-- Problem statement --
In the entries below, find every line with "Nazorat" and copy it.
>> START Stored records
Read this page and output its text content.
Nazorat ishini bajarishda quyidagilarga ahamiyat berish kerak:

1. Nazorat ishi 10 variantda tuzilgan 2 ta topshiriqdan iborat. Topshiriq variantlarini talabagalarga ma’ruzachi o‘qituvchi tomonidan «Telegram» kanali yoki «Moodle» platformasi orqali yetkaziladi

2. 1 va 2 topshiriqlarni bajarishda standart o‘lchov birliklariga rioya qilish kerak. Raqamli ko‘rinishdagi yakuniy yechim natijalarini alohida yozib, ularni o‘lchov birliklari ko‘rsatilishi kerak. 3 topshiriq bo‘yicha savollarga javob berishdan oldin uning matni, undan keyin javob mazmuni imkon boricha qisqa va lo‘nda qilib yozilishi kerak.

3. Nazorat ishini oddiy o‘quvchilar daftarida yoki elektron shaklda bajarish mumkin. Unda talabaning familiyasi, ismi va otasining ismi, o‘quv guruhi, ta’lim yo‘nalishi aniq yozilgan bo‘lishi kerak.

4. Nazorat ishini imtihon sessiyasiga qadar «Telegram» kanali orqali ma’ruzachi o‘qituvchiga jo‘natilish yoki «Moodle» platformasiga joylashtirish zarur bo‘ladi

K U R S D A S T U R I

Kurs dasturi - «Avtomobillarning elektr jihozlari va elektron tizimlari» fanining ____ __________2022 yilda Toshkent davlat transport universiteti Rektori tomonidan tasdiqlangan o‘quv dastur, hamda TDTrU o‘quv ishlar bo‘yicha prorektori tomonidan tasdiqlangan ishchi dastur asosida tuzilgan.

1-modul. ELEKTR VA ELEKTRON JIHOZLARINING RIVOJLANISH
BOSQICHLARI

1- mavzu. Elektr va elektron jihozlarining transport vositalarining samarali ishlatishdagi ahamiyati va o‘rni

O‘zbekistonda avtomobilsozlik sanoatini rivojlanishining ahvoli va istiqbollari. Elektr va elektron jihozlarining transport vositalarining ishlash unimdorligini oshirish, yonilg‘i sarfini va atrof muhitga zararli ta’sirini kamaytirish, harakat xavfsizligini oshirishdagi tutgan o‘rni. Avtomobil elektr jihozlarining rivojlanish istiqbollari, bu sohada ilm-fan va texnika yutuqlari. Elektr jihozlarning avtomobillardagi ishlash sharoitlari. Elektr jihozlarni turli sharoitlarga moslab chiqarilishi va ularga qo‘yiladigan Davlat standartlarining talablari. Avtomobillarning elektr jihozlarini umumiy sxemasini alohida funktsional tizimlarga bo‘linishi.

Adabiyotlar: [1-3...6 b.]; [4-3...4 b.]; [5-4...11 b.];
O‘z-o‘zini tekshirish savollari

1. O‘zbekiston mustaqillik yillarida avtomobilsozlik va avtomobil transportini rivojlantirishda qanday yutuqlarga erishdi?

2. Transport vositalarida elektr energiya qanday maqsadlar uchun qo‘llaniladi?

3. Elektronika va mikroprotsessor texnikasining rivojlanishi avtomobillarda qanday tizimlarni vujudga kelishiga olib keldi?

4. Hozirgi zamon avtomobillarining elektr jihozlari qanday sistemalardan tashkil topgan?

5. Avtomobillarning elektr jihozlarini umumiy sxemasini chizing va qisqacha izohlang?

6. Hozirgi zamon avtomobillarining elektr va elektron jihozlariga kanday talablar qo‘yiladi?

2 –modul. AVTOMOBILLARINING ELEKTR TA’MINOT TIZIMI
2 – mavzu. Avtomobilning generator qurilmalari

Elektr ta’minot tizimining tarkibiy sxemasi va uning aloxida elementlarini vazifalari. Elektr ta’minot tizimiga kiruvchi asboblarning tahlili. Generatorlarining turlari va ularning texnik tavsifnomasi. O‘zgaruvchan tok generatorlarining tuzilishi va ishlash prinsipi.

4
>> END Stored records
-- Written answer --
Nazorat ishini bajarishda quyidagilarga ahamiyat berish kerak:
1. Nazorat ishi 10 variantda tuzilgan 2 ta topshiriqdan iborat. Topshiriq variantlarini talabagalarga ma’ruzachi o‘qituvchi tomonidan «Telegram» kanali yoki «Moodle» platformasi orqali yetkaziladi
3. Nazorat ishini oddiy o‘quvchilar daftarida yoki elektron shaklda bajarish mumkin. Unda talabaning familiyasi, ismi va otasining ismi, o‘quv guruhi, ta’lim yo‘nalishi aniq yozilgan bo‘lishi kerak.
4. Nazorat ishini imtihon sessiyasiga qadar «Telegram» kanali orqali ma’ruzachi o‘qituvchiga jo‘natilish yoki «Moodle» platformasiga joylashtirish zarur bo‘ladi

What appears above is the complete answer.